◆ **Task objective**
Print, exactly and completely, every entry in the data.

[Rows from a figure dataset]
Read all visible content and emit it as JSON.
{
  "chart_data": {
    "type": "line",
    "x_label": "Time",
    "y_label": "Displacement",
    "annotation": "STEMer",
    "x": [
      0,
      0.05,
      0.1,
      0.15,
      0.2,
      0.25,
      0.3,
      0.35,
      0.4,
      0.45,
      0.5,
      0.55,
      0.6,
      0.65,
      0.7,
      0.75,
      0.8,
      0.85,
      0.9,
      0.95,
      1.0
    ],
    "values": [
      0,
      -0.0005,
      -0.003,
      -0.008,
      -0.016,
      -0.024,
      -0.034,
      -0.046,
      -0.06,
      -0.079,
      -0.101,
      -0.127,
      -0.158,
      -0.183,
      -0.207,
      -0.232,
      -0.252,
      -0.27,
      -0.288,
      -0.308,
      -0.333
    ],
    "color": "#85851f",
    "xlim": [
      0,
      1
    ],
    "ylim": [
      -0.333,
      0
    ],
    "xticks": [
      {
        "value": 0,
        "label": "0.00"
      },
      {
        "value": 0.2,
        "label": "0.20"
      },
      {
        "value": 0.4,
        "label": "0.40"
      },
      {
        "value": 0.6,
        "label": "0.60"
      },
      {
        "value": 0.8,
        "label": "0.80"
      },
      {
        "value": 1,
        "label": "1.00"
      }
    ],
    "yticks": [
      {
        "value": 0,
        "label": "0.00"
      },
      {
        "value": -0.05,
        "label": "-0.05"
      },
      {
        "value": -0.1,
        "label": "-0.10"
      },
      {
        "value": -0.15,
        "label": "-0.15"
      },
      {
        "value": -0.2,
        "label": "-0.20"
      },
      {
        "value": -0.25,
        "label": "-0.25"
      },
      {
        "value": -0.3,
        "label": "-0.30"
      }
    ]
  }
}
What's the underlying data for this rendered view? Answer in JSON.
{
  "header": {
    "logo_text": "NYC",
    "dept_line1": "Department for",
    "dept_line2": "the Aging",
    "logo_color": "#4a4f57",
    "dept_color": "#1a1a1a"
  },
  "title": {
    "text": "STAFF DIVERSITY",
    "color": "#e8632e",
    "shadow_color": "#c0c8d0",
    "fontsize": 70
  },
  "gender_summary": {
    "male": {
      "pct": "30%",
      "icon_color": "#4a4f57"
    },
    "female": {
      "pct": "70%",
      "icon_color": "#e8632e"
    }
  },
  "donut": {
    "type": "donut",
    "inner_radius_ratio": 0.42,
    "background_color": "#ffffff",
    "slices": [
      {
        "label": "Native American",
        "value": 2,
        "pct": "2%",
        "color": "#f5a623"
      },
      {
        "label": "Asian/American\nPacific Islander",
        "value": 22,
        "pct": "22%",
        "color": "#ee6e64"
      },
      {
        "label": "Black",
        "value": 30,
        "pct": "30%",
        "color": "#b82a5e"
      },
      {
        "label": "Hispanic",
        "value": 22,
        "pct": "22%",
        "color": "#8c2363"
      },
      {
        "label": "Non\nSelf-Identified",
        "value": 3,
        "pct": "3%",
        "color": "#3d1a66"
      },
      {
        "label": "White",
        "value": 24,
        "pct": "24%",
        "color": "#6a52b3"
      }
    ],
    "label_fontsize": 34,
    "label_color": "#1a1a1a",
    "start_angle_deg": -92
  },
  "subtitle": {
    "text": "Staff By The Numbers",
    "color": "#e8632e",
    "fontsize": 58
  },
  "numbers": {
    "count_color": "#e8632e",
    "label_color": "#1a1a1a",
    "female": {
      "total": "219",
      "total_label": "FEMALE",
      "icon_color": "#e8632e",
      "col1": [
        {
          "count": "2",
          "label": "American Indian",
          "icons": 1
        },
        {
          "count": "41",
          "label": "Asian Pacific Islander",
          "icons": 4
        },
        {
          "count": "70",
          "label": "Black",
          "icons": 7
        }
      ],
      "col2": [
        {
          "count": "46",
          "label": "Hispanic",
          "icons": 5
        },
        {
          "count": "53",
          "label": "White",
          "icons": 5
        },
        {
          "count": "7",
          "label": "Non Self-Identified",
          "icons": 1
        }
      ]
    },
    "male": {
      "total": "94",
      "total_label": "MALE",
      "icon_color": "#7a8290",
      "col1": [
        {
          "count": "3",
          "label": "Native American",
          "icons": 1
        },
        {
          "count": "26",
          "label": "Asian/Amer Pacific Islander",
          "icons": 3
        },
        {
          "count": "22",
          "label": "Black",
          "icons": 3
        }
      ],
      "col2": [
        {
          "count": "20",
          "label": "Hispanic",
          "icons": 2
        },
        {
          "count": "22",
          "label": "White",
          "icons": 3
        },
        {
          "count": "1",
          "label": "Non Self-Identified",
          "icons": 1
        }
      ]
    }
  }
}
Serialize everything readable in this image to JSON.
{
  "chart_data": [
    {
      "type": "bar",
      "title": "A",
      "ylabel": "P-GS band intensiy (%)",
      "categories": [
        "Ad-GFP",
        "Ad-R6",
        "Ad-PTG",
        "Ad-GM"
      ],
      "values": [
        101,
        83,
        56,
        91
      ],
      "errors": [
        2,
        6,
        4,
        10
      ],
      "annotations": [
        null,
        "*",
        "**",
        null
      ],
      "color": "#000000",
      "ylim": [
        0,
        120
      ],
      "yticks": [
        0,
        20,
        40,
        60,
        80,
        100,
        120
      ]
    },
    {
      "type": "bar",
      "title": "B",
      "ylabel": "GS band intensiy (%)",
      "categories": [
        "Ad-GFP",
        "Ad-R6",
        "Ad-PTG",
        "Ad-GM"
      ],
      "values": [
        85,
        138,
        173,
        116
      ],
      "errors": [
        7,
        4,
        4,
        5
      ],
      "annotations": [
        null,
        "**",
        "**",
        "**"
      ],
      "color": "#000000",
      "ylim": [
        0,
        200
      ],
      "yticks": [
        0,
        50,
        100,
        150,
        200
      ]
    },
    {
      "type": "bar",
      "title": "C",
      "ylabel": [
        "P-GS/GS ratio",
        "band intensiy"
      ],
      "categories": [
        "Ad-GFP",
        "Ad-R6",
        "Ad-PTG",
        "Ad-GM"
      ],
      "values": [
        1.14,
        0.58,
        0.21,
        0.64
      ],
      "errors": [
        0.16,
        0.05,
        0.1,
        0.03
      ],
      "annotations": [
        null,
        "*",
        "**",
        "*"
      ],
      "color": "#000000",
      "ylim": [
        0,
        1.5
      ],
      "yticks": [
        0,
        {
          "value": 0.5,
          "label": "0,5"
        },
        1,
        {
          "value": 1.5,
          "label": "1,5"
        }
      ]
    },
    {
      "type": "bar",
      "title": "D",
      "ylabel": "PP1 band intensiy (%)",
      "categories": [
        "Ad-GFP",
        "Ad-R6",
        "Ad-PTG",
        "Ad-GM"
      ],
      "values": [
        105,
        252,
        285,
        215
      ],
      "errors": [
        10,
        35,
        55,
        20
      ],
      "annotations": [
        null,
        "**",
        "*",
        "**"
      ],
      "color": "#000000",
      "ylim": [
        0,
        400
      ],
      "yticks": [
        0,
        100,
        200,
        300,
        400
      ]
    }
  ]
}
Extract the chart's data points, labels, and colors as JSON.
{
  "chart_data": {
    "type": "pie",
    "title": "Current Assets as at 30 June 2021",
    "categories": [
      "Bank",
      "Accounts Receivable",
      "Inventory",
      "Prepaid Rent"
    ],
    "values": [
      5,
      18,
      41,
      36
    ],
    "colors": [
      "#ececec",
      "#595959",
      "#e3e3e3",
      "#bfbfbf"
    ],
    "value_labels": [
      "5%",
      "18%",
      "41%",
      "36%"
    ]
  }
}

◆ **Result of the exercise**
Read all visible content and emit it as JSON.
{
  "chart_data": {
    "type": "line",
    "x_label": "Time",
    "y_label": "Displacement",
    "annotation": "STEMer",
    "x": [
      0,
      0.05,
      0.1,
      0.15,
      0.2,
      0.25,
      0.3,
      0.35,
      0.4,
      0.45,
      0.5,
      0.55,
      0.6,
      0.65,
      0.7,
      0.75,
      0.8,
      0.85,
      0.9,
      0.95,
      1.0
    ],
    "values": [
      0,
      -0.0005,
      -0.003,
      -0.008,
      -0.016,
      -0.024,
      -0.034,
      -0.046,
      -0.06,
      -0.079,
      -0.101,
      -0.127,
      -0.158,
      -0.183,
      -0.207,
      -0.232,
      -0.252,
      -0.27,
      -0.288,
      -0.308,
      -0.333
    ],
    "color": "#85851f",
    "xlim": [
      0,
      1
    ],
    "ylim": [
      -0.333,
      0
    ],
    "xticks": [
      {
        "value": 0,
        "label": "0.00"
      },
      {
        "value": 0.2,
        "label": "0.20"
      },
      {
        "value": 0.4,
        "label": "0.40"
      },
      {
        "value": 0.6,
        "label": "0.60"
      },
      {
        "value": 0.8,
        "label": "0.80"
      },
      {
        "value": 1,
        "label": "1.00"
      }
    ],
    "yticks": [
      {
        "value": 0,
        "label": "0.00"
      },
      {
        "value": -0.05,
        "label": "-0.05"
      },
      {
        "value": -0.1,
        "label": "-0.10"
      },
      {
        "value": -0.15,
        "label": "-0.15"
      },
      {
        "value": -0.2,
        "label": "-0.20"
      },
      {
        "value": -0.25,
        "label": "-0.25"
      },
      {
        "value": -0.3,
        "label": "-0.30"
      }
    ]
  }
}
What's the underlying data for this rendered view? Answer in JSON.
{
  "header": {
    "logo_text": "NYC",
    "dept_line1": "Department for",
    "dept_line2": "the Aging",
    "logo_color": "#4a4f57",
    "dept_color": "#1a1a1a"
  },
  "title": {
    "text": "STAFF DIVERSITY",
    "color": "#e8632e",
    "shadow_color": "#c0c8d0",
    "fontsize": 70
  },
  "gender_summary": {
    "male": {
      "pct": "30%",
      "icon_color": "#4a4f57"
    },
    "female": {
      "pct": "70%",
      "icon_color": "#e8632e"
    }
  },
  "donut": {
    "type": "donut",
    "inner_radius_ratio": 0.42,
    "background_color": "#ffffff",
    "slices": [
      {
        "label": "Native American",
        "value": 2,
        "pct": "2%",
        "color": "#f5a623"
      },
      {
        "label": "Asian/American\nPacific Islander",
        "value": 22,
        "pct": "22%",
        "color": "#ee6e64"
      },
      {
        "label": "Black",
        "value": 30,
        "pct": "30%",
        "color": "#b82a5e"
      },
      {
        "label": "Hispanic",
        "value": 22,
        "pct": "22%",
        "color": "#8c2363"
      },
      {
        "label": "Non\nSelf-Identified",
        "value": 3,
        "pct": "3%",
        "color": "#3d1a66"
      },
      {
        "label": "White",
        "value": 24,
        "pct": "24%",
        "color": "#6a52b3"
      }
    ],
    "label_fontsize": 34,
    "label_color": "#1a1a1a",
    "start_angle_deg": -92
  },
  "subtitle": {
    "text": "Staff By The Numbers",
    "color": "#e8632e",
    "fontsize": 58
  },
  "numbers": {
    "count_color": "#e8632e",
    "label_color": "#1a1a1a",
    "female": {
      "total": "219",
      "total_label": "FEMALE",
      "icon_color": "#e8632e",
      "col1": [
        {
          "count": "2",
          "label": "American Indian",
          "icons": 1
        },
        {
          "count": "41",
          "label": "Asian Pacific Islander",
          "icons": 4
        },
        {
          "count": "70",
          "label": "Black",
          "icons": 7
        }
      ],
      "col2": [
        {
          "count": "46",
          "label": "Hispanic",
          "icons": 5
        },
        {
          "count": "53",
          "label": "White",
          "icons": 5
        },
        {
          "count": "7",
          "label": "Non Self-Identified",
          "icons": 1
        }
      ]
    },
    "male": {
      "total": "94",
      "total_label": "MALE",
      "icon_color": "#7a8290",
      "col1": [
        {
          "count": "3",
          "label": "Native American",
          "icons": 1
        },
        {
          "count": "26",
          "label": "Asian/Amer Pacific Islander",
          "icons": 3
        },
        {
          "count": "22",
          "label": "Black",
          "icons": 3
        }
      ],
      "col2": [
        {
          "count": "20",
          "label": "Hispanic",
          "icons": 2
        },
        {
          "count": "22",
          "label": "White",
          "icons": 3
        },
        {
          "count": "1",
          "label": "Non Self-Identified",
          "icons": 1
        }
      ]
    }
  }
}
Serialize everything readable in this image to JSON.
{
  "chart_data": [
    {
      "type": "bar",
      "title": "A",
      "ylabel": "P-GS band intensiy (%)",
      "categories": [
        "Ad-GFP",
        "Ad-R6",
        "Ad-PTG",
        "Ad-GM"
      ],
      "values": [
        101,
        83,
        56,
        91
      ],
      "errors": [
        2,
        6,
        4,
        10
      ],
      "annotations": [
        null,
        "*",
        "**",
        null
      ],
      "color": "#000000",
      "ylim": [
        0,
        120
      ],
      "yticks": [
        0,
        20,
        40,
        60,
        80,
        100,
        120
      ]
    },
    {
      "type": "bar",
      "title": "B",
      "ylabel": "GS band intensiy (%)",
      "categories": [
        "Ad-GFP",
        "Ad-R6",
        "Ad-PTG",
        "Ad-GM"
      ],
      "values": [
        85,
        138,
        173,
        116
      ],
      "errors": [
        7,
        4,
        4,
        5
      ],
      "annotations": [
        null,
        "**",
        "**",
        "**"
      ],
      "color": "#000000",
      "ylim": [
        0,
        200
      ],
      "yticks": [
        0,
        50,
        100,
        150,
        200
      ]
    },
    {
      "type": "bar",
      "title": "C",
      "ylabel": [
        "P-GS/GS ratio",
        "band intensiy"
      ],
      "categories": [
        "Ad-GFP",
        "Ad-R6",
        "Ad-PTG",
        "Ad-GM"
      ],
      "values": [
        1.14,
        0.58,
        0.21,
        0.64
      ],
      "errors": [
        0.16,
        0.05,
        0.1,
        0.03
      ],
      "annotations": [
        null,
        "*",
        "**",
        "*"
      ],
      "color": "#000000",
      "ylim": [
        0,
        1.5
      ],
      "yticks": [
        0,
        {
          "value": 0.5,
          "label": "0,5"
        },
        1,
        {
          "value": 1.5,
          "label": "1,5"
        }
      ]
    },
    {
      "type": "bar",
      "title": "D",
      "ylabel": "PP1 band intensiy (%)",
      "categories": [
        "Ad-GFP",
        "Ad-R6",
        "Ad-PTG",
        "Ad-GM"
      ],
      "values": [
        105,
        252,
        285,
        215
      ],
      "errors": [
        10,
        35,
        55,
        20
      ],
      "annotations": [
        null,
        "**",
        "*",
        "**"
      ],
      "color": "#000000",
      "ylim": [
        0,
        400
      ],
      "yticks": [
        0,
        100,
        200,
        300,
        400
      ]
    }
  ]
}
Extract the chart's data points, labels, and colors as JSON.
{
  "chart_data": {
    "type": "pie",
    "title": "Current Assets as at 30 June 2021",
    "categories": [
      "Bank",
      "Accounts Receivable",
      "Inventory",
      "Prepaid Rent"
    ],
    "values": [
      5,
      18,
      41,
      36
    ],
    "colors": [
      "#ececec",
      "#595959",
      "#e3e3e3",
      "#bfbfbf"
    ],
    "value_labels": [
      "5%",
      "18%",
      "41%",
      "36%"
    ]
  }
}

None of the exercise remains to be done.